** Work to do **
State how many lines in the listing below include the word "type", and add nothing besides the number.

= = = = = = =

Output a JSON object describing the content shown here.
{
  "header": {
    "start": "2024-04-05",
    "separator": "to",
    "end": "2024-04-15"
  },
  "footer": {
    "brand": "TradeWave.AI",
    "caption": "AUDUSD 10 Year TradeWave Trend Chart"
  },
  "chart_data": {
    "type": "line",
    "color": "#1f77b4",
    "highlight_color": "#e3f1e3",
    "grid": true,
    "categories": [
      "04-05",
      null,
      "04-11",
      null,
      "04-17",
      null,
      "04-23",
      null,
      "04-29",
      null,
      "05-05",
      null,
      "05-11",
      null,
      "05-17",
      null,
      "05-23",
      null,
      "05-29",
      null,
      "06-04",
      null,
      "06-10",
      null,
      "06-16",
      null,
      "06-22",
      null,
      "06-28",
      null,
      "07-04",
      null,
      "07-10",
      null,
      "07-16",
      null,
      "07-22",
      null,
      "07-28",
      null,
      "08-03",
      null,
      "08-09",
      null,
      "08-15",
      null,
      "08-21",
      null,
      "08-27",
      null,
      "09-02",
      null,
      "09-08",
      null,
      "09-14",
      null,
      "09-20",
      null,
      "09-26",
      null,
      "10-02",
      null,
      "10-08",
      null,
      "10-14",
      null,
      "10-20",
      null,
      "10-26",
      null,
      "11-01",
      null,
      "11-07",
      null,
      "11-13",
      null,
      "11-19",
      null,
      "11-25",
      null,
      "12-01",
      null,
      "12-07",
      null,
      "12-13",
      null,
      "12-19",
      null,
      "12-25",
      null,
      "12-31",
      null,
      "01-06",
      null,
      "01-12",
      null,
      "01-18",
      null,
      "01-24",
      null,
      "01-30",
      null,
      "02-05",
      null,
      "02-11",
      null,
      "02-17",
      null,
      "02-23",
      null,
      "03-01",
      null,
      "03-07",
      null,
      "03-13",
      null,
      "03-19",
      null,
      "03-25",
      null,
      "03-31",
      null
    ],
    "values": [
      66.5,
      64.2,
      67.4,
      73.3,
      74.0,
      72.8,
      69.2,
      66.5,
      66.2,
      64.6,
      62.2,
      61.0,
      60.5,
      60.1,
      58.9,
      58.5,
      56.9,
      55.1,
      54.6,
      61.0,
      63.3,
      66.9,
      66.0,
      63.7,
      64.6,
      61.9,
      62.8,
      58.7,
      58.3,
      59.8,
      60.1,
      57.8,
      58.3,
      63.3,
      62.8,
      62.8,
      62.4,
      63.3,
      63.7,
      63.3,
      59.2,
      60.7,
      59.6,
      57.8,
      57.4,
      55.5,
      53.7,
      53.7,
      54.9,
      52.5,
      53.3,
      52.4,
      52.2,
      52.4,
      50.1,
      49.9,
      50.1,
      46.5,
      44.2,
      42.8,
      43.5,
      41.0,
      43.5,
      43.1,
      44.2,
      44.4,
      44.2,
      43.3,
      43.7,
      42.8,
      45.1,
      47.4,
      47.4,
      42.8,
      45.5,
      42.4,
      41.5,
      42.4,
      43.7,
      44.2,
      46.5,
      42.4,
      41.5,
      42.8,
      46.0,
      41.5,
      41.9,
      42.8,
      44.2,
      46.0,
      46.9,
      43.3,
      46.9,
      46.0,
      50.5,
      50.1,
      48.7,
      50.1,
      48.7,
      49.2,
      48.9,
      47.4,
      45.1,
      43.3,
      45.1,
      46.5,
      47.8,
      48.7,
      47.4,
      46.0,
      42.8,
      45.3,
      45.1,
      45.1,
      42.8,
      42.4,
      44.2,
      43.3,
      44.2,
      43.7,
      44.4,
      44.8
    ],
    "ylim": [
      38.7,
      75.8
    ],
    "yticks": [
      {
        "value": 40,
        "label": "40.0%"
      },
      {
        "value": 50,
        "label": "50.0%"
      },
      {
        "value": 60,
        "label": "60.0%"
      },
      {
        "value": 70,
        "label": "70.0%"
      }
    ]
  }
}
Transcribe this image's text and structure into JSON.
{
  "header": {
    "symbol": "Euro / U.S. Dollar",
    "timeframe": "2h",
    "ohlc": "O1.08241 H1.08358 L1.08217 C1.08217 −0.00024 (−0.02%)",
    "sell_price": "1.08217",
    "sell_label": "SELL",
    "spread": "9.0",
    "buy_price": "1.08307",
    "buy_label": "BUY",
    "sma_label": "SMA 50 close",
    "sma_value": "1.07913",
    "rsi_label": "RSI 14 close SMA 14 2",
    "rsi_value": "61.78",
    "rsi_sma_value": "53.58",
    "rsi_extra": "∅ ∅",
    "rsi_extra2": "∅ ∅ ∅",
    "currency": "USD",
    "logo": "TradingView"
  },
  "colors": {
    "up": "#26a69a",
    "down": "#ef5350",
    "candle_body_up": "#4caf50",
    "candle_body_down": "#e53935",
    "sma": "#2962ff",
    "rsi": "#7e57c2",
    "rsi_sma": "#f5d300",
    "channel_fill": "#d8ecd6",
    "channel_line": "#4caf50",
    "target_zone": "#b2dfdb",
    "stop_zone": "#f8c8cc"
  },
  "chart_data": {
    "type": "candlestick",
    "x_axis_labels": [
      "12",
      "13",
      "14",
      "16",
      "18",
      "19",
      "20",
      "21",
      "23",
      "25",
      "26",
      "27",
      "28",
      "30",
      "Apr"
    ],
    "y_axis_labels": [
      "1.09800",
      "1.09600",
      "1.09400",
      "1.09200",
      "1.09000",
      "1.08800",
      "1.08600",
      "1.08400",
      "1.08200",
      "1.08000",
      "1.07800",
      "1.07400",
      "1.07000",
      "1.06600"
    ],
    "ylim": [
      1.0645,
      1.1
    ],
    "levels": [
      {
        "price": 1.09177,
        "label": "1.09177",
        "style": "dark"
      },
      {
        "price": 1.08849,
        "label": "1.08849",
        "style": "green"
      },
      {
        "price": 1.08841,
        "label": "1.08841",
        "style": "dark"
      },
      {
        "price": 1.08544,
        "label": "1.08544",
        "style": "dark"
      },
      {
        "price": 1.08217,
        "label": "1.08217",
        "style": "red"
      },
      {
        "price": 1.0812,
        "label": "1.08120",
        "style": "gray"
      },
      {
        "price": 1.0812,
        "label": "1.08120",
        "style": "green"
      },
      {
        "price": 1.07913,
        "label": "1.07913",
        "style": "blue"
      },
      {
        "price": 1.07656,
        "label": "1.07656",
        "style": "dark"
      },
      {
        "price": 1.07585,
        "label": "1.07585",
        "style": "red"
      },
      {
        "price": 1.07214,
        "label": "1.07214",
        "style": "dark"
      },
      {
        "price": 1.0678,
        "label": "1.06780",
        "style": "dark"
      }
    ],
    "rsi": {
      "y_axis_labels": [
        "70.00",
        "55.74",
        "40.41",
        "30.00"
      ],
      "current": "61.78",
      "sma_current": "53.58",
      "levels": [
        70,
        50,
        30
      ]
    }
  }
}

= = = = = = =

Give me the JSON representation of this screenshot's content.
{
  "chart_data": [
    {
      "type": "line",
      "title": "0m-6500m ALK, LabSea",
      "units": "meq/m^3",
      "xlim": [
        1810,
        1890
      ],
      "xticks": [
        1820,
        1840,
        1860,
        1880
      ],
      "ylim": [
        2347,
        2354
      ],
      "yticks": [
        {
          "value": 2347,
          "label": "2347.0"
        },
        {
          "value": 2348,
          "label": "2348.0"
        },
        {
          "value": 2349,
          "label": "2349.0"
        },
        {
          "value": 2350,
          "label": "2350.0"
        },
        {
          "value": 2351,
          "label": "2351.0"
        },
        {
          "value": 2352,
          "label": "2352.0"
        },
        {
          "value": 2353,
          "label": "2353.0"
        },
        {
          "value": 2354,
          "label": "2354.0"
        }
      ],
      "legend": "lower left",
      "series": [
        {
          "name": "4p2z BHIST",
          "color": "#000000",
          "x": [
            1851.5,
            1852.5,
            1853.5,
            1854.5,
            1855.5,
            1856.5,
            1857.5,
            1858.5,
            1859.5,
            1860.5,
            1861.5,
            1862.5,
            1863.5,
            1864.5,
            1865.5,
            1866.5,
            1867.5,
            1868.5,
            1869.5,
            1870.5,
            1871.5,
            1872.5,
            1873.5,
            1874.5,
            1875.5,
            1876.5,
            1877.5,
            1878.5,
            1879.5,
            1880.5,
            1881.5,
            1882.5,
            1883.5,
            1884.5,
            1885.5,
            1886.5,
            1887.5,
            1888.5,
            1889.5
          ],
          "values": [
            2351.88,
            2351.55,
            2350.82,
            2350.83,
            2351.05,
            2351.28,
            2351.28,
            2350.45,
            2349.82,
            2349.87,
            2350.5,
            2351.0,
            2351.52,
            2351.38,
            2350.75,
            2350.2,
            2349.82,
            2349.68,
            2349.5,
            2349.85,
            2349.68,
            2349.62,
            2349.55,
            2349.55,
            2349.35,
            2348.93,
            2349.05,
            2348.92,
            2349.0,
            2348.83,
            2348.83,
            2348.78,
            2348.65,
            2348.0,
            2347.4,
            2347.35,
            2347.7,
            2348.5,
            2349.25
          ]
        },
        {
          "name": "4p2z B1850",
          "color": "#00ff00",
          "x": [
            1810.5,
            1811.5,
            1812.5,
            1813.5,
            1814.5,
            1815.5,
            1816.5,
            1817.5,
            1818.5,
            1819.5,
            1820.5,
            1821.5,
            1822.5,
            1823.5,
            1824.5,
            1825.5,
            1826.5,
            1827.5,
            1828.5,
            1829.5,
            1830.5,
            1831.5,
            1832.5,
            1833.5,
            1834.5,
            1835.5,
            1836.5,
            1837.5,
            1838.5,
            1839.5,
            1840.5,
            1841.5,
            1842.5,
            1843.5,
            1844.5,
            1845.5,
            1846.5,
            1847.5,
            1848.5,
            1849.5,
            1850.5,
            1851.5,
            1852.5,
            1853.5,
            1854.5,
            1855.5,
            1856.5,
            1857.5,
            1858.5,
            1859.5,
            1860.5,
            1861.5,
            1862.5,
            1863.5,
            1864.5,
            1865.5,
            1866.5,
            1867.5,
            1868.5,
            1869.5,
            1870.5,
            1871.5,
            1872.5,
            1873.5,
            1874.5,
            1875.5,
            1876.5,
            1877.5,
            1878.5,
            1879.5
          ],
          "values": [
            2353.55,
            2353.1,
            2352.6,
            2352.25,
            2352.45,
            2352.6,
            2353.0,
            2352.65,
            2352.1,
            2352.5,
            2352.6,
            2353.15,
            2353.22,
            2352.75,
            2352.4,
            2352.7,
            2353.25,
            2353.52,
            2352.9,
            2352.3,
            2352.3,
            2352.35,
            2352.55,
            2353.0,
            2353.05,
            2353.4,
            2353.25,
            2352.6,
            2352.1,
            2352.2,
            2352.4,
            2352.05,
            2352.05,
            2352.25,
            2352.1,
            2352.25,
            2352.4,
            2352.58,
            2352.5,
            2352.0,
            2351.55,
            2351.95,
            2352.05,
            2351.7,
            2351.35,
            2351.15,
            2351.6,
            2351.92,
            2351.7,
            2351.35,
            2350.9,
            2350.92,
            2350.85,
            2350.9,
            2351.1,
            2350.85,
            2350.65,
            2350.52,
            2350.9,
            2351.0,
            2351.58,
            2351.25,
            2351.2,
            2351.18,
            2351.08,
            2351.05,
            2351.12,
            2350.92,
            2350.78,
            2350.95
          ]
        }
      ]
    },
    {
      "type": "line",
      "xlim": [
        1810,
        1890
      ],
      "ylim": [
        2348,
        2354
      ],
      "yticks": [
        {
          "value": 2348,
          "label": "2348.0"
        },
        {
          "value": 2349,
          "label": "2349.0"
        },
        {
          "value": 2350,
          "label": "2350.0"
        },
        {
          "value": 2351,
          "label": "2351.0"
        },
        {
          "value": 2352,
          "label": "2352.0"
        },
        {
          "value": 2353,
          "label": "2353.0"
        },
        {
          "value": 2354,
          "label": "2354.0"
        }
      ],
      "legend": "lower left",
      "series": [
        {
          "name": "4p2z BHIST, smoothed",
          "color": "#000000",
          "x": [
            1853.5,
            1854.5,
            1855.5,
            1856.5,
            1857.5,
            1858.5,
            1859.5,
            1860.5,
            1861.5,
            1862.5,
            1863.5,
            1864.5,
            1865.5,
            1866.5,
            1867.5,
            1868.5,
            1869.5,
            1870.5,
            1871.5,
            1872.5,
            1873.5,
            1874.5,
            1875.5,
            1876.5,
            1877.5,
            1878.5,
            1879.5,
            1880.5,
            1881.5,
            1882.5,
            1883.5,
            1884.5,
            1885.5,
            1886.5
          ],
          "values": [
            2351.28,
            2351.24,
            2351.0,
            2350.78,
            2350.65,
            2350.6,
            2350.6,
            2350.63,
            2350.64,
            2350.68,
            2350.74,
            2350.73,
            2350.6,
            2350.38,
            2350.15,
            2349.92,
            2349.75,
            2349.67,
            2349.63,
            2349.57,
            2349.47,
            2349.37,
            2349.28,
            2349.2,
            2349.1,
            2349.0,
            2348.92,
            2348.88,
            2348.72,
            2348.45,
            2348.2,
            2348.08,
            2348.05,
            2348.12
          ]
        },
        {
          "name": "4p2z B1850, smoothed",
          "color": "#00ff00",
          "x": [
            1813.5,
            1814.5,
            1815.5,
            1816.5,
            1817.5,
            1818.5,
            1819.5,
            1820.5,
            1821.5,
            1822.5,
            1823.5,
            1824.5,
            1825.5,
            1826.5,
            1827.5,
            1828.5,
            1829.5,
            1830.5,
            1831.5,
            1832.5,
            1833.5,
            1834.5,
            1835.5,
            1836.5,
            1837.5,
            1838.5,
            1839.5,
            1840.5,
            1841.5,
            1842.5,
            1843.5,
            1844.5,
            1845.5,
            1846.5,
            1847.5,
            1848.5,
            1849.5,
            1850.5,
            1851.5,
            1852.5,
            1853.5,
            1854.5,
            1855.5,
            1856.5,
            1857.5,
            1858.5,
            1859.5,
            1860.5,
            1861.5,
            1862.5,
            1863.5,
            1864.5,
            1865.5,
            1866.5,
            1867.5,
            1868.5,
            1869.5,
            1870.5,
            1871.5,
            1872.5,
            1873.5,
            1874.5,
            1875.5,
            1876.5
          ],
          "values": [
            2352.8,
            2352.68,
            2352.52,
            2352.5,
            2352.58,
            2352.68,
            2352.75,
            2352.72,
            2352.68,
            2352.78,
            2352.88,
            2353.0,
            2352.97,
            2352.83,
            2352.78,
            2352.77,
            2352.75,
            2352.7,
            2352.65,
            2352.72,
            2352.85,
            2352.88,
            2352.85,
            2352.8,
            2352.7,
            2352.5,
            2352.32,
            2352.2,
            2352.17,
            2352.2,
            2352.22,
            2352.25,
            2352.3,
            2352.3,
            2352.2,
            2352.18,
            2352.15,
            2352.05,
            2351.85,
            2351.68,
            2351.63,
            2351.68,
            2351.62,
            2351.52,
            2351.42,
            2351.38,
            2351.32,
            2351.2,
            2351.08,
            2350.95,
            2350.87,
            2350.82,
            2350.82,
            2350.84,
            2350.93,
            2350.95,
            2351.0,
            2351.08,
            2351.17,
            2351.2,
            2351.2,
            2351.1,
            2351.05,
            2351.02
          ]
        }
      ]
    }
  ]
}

= = = = = = =

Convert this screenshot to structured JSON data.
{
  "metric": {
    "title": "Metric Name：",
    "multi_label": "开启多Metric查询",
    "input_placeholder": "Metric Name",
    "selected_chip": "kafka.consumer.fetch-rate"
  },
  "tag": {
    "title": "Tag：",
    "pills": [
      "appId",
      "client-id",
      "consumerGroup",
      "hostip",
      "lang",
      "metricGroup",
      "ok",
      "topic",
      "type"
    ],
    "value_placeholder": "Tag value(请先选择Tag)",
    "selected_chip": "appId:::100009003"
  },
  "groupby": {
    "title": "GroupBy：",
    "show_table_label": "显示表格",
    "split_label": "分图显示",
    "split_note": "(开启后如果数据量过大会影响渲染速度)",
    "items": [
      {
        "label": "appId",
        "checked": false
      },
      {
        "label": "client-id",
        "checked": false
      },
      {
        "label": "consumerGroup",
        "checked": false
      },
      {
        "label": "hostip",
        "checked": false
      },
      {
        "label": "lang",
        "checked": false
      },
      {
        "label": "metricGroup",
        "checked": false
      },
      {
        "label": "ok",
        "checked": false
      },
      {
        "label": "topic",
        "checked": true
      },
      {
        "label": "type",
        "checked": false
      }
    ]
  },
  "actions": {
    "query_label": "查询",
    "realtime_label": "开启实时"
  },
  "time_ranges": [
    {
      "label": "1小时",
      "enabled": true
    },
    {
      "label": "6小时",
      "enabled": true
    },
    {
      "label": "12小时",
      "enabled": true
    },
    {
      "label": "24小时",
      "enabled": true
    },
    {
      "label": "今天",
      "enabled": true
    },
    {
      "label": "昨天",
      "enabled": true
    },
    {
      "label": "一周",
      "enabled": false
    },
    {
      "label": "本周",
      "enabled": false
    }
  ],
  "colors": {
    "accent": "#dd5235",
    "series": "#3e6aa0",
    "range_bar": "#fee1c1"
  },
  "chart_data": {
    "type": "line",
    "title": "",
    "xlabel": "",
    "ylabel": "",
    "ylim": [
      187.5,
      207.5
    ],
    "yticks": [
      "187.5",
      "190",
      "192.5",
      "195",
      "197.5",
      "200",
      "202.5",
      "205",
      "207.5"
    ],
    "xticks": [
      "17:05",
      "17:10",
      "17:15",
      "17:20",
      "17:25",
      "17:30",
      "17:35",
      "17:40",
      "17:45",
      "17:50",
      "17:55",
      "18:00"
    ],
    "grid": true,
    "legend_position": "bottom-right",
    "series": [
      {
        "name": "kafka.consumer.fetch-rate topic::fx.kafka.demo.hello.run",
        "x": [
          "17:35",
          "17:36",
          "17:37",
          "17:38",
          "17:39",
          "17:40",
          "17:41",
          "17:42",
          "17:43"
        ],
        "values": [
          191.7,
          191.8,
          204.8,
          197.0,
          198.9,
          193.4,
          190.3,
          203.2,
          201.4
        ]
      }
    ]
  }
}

= = = = = = =

** Problem solution **
7